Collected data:
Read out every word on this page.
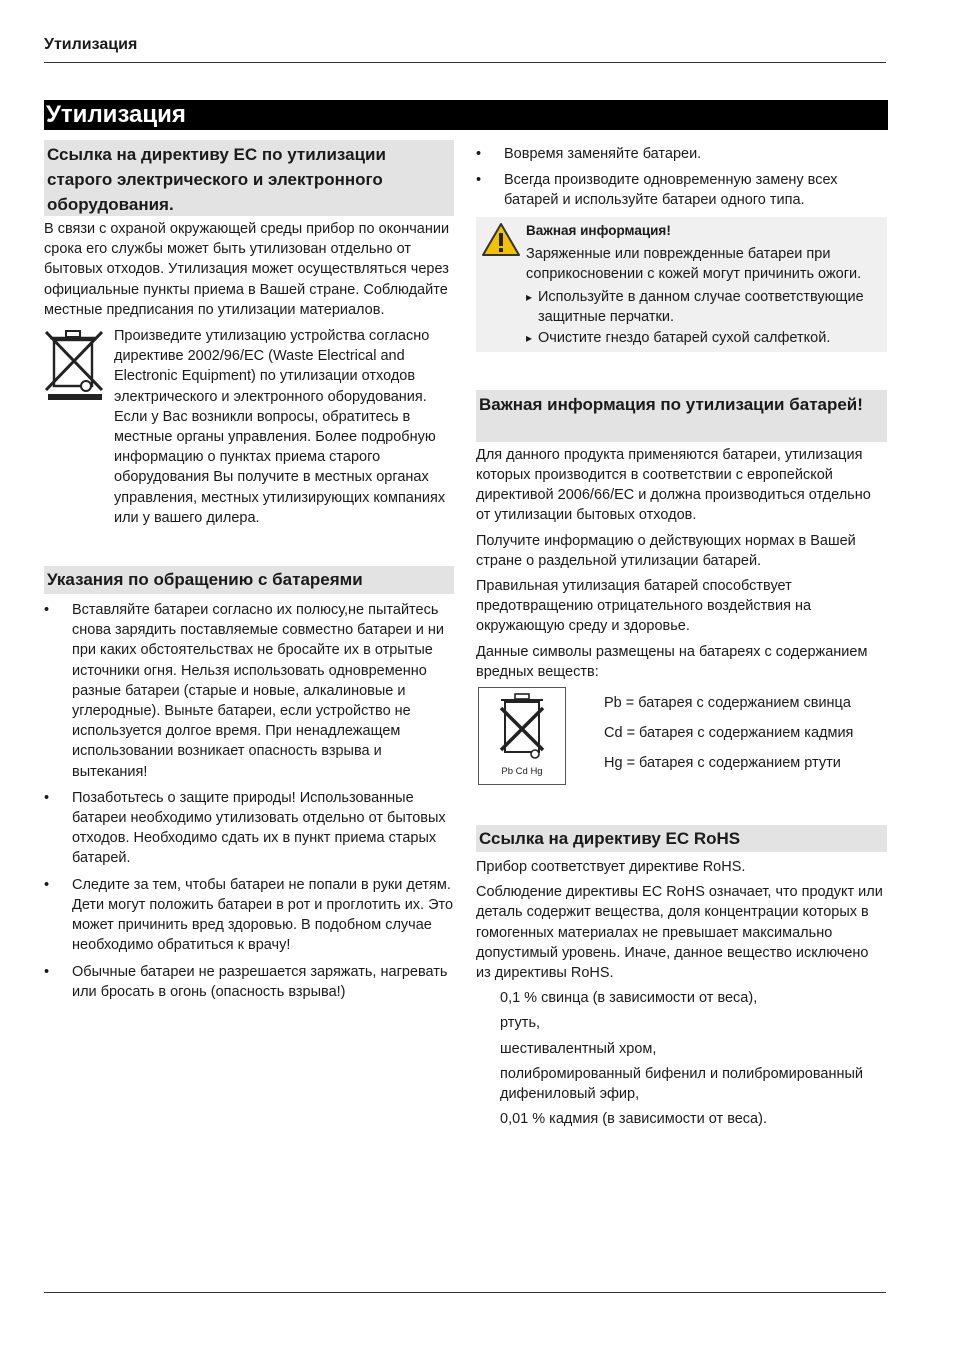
Утилизация
Утилизация
Ссылка на директиву ЕС по утилизации старого электрического и электронного оборудования.

В связи с охраной окружающей среды прибор по окончании срока его службы может быть утилизован отдельно от бытовых отходов. Утилизация может осуществляться через официальные пункты приема в Вашей стране. Соблюдайте местные предписания по утилизации материалов.

Произведите утилизацию устройства согласно директиве 2002/96/EC (Waste Electrical and Electronic Equipment) по утилизации отходов электрического и электронного оборудования.
Если у Вас возникли вопросы, обратитесь в местные органы управления. Более подробную информацию о пунктах приема старого оборудования Вы получите в местных органах управления, местных утилизирующих компаниях или у вашего дилера.
Указания по обращению с батареями
• Вставляйте батареи согласно их полюсу,не пытайтесь снова зарядить поставляемые совместно батареи и ни при каких обстоятельствах не бросайте их в отрытые источники огня. Нельзя использовать одновременно разные батареи (старые и новые, алкалиновые и углеродные). Выньте батареи, если устройство не используется долгое время. При ненадлежащем использовании возникает опасность взрыва и вытекания!
• Позаботьтесь о защите природы! Использованные батареи необходимо утилизовать отдельно от бытовых отходов. Необходимо сдать их в пункт приема старых батарей.
• Следите за тем, чтобы батареи не попали в руки детям. Дети могут положить батареи в рот и проглотить их. Это может причинить вред здоровью. В подобном случае необходимо обратиться к врачу!
• Обычные батареи не разрешается заряжать, нагревать или бросать в огонь (опасность взрыва!)
• Вовремя заменяйте батареи.
• Всегда производите одновременную замену всех батарей и используйте батареи одного типа.
Важная информация!
Заряженные или поврежденные батареи при соприкосновении с кожей могут причинить ожоги.
▸ Используйте в данном случае соответствующие защитные перчатки.
▸ Очистите гнездо батарей сухой салфеткой.
Важная информация по утилизации батарей!

Для данного продукта применяются батареи, утилизация которых производится в соответствии с европейской директивой 2006/66/EC и должна производиться отдельно от утилизации бытовых отходов.

Получите информацию о действующих нормах в Вашей стране о раздельной утилизации батарей.

Правильная утилизация батарей способствует предотвращению отрицательного воздействия на окружающую среду и здоровье.

Данные символы размещены на батареях с содержанием вредных веществ:

Pb Cd Hg
Pb = батарея с содержанием свинца
Cd = батарея с содержанием кадмия
Hg = батарея с содержанием ртути
Ссылка на директиву EC RoHS

Прибор соответствует директиве RoHS.

Соблюдение директивы EC RoHS означает, что продукт или деталь содержит вещества, доля концентрации которых в гомогенных материалах не превышает максимально допустимый уровень. Иначе, данное вещество исключено из директивы RoHS.

0,1 % свинца (в зависимости от веса),
ртуть,
шестивалентный хром,
полибромированный бифенил и полибромированный дифениловый эфир,
0,01 % кадмия (в зависимости от веса).
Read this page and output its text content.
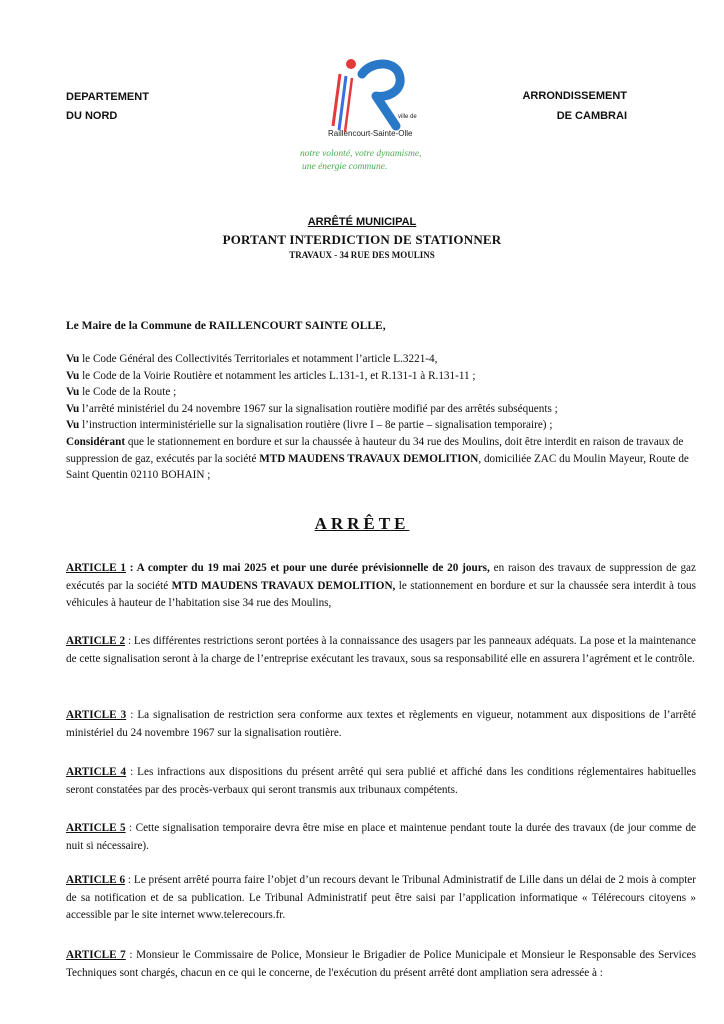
DEPARTEMENT
DU NORD	ville de
Raillencourt-Sainte-Olle
notre volonté, votre dynamisme,
une énergie commune.
ARRONDISSEMENT
DE CAMBRAI
ARRÊTÉ MUNICIPAL
PORTANT INTERDICTION DE STATIONNER
TRAVAUX - 34 RUE DES MOULINS
Le Maire de la Commune de RAILLENCOURT SAINTE OLLE,

Vu le Code Général des Collectivités Territoriales et notamment l’article L.3221-4,

Vu le Code de la Voirie Routière et notamment les articles L.131-1, et R.131-1 à R.131-11 ;

Vu le Code de la Route ;

Vu l’arrêté ministériel du 24 novembre 1967 sur la signalisation routière modifié par des arrêtés subséquents ;

Vu l’instruction interministérielle sur la signalisation routière (livre I – 8e partie – signalisation temporaire) ;

Considérant que le stationnement en bordure et sur la chaussée à hauteur du 34 rue des Moulins, doit être interdit en raison de travaux de suppression de gaz, exécutés par la société MTD MAUDENS TRAVAUX DEMOLITION, domiciliée ZAC du Moulin Mayeur, Route de Saint Quentin 02110 BOHAIN ;

ARRÊTE

ARTICLE 1 : A compter du 19 mai 2025 et pour une durée prévisionnelle de 20 jours, en raison des travaux de suppression de gaz exécutés par la société MTD MAUDENS TRAVAUX DEMOLITION, le stationnement en bordure et sur la chaussée sera interdit à tous véhicules à hauteur de l’habitation sise 34 rue des Moulins,

ARTICLE 2 : Les différentes restrictions seront portées à la connaissance des usagers par les panneaux adéquats. La pose et la maintenance de cette signalisation seront à la charge de l’entreprise exécutant les travaux, sous sa responsabilité elle en assurera l’agrément et le contrôle.

ARTICLE 3 : La signalisation de restriction sera conforme aux textes et règlements en vigueur, notamment aux dispositions de l’arrêté ministériel du 24 novembre 1967 sur la signalisation routière.

ARTICLE 4 : Les infractions aux dispositions du présent arrêté qui sera publié et affiché dans les conditions réglementaires habituelles seront constatées par des procès-verbaux qui seront transmis aux tribunaux compétents.

ARTICLE 5 : Cette signalisation temporaire devra être mise en place et maintenue pendant toute la durée des travaux (de jour comme de nuit si nécessaire).

ARTICLE 6 : Le présent arrêté pourra faire l’objet d’un recours devant le Tribunal Administratif de Lille dans un délai de 2 mois à compter de sa notification et de sa publication. Le Tribunal Administratif peut être saisi par l’application informatique « Télérecours citoyens » accessible par le site internet www.telerecours.fr.

ARTICLE 7 : Monsieur le Commissaire de Police, Monsieur le Brigadier de Police Municipale et Monsieur le Responsable des Services Techniques sont chargés, chacun en ce qui le concerne, de l'exécution du présent arrêté dont ampliation sera adressée à :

** The request **
Say how many lines in this listing hold the string "Ссылка", giving the count and nothing more.

** Output of the exercise **
2